Directions: Repeat the records below exactly as they appear.

(Dataset items)
★ ★ ★ ★

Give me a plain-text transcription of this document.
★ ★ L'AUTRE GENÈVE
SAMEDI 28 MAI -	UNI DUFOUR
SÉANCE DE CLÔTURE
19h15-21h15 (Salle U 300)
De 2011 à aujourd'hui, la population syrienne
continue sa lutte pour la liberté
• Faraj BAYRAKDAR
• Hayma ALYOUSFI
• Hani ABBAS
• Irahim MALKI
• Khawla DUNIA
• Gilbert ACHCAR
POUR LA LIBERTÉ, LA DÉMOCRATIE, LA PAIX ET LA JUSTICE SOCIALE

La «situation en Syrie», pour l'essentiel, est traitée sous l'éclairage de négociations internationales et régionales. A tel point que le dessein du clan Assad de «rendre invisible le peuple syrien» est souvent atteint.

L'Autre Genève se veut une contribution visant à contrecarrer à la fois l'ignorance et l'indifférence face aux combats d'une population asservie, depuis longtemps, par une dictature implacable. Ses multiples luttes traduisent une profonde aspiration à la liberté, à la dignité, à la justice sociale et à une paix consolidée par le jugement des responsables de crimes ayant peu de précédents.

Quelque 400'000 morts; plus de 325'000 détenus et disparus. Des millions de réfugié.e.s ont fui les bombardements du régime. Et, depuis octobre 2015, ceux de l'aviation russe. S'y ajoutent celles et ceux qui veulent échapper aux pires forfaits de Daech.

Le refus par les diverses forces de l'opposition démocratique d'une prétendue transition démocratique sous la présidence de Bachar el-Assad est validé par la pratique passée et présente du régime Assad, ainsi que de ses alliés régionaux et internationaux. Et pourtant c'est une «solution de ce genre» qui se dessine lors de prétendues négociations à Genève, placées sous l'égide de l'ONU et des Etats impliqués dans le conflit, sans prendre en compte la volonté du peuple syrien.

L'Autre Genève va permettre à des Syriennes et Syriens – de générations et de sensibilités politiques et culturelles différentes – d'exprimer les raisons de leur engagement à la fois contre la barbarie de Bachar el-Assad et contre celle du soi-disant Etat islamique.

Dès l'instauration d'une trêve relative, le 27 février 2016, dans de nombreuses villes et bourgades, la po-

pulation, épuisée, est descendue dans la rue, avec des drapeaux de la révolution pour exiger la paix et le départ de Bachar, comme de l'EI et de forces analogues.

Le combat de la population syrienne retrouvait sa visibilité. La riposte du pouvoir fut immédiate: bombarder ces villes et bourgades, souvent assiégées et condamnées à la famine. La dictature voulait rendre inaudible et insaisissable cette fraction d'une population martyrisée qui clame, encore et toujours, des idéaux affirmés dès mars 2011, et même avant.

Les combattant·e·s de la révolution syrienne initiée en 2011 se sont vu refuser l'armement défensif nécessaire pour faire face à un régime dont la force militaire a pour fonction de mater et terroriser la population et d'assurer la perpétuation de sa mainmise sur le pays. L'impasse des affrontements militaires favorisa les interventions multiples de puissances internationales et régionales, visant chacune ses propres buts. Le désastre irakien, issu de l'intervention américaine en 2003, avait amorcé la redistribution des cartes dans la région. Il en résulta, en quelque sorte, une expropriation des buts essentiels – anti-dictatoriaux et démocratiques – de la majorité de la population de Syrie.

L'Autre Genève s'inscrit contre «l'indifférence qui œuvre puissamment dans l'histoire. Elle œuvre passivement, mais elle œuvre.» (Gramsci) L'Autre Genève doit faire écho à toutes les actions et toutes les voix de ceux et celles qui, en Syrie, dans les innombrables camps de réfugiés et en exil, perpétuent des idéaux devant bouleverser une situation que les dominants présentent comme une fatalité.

★ ★ ★ ★

Response to the exercise:
Give me a plain-text transcription of this document.
★ ★ L'AUTRE GENÈVE
SAMEDI 28 MAI -	UNI DUFOUR
SÉANCE DE CLÔTURE
19h15-21h15 (Salle U 300)
De 2011 à aujourd'hui, la population syrienne
continue sa lutte pour la liberté
• Faraj BAYRAKDAR
• Hayma ALYOUSFI
• Hani ABBAS
• Irahim MALKI
• Khawla DUNIA
• Gilbert ACHCAR
POUR LA LIBERTÉ, LA DÉMOCRATIE, LA PAIX ET LA JUSTICE SOCIALE

La «situation en Syrie», pour l'essentiel, est traitée sous l'éclairage de négociations internationales et régionales. A tel point que le dessein du clan Assad de «rendre invisible le peuple syrien» est souvent atteint.

L'Autre Genève se veut une contribution visant à contrecarrer à la fois l'ignorance et l'indifférence face aux combats d'une population asservie, depuis longtemps, par une dictature implacable. Ses multiples luttes traduisent une profonde aspiration à la liberté, à la dignité, à la justice sociale et à une paix consolidée par le jugement des responsables de crimes ayant peu de précédents.

Quelque 400'000 morts; plus de 325'000 détenus et disparus. Des millions de réfugié.e.s ont fui les bombardements du régime. Et, depuis octobre 2015, ceux de l'aviation russe. S'y ajoutent celles et ceux qui veulent échapper aux pires forfaits de Daech.

Le refus par les diverses forces de l'opposition démocratique d'une prétendue transition démocratique sous la présidence de Bachar el-Assad est validé par la pratique passée et présente du régime Assad, ainsi que de ses alliés régionaux et internationaux. Et pourtant c'est une «solution de ce genre» qui se dessine lors de prétendues négociations à Genève, placées sous l'égide de l'ONU et des Etats impliqués dans le conflit, sans prendre en compte la volonté du peuple syrien.

L'Autre Genève va permettre à des Syriennes et Syriens – de générations et de sensibilités politiques et culturelles différentes – d'exprimer les raisons de leur engagement à la fois contre la barbarie de Bachar el-Assad et contre celle du soi-disant Etat islamique.

Dès l'instauration d'une trêve relative, le 27 février 2016, dans de nombreuses villes et bourgades, la po-

pulation, épuisée, est descendue dans la rue, avec des drapeaux de la révolution pour exiger la paix et le départ de Bachar, comme de l'EI et de forces analogues.

Le combat de la population syrienne retrouvait sa visibilité. La riposte du pouvoir fut immédiate: bombarder ces villes et bourgades, souvent assiégées et condamnées à la famine. La dictature voulait rendre inaudible et insaisissable cette fraction d'une population martyrisée qui clame, encore et toujours, des idéaux affirmés dès mars 2011, et même avant.

Les combattant·e·s de la révolution syrienne initiée en 2011 se sont vu refuser l'armement défensif nécessaire pour faire face à un régime dont la force militaire a pour fonction de mater et terroriser la population et d'assurer la perpétuation de sa mainmise sur le pays. L'impasse des affrontements militaires favorisa les interventions multiples de puissances internationales et régionales, visant chacune ses propres buts. Le désastre irakien, issu de l'intervention américaine en 2003, avait amorcé la redistribution des cartes dans la région. Il en résulta, en quelque sorte, une expropriation des buts essentiels – anti-dictatoriaux et démocratiques – de la majorité de la population de Syrie.

L'Autre Genève s'inscrit contre «l'indifférence qui œuvre puissamment dans l'histoire. Elle œuvre passivement, mais elle œuvre.» (Gramsci) L'Autre Genève doit faire écho à toutes les actions et toutes les voix de ceux et celles qui, en Syrie, dans les innombrables camps de réfugiés et en exil, perpétuent des idéaux devant bouleverser une situation que les dominants présentent comme une fatalité.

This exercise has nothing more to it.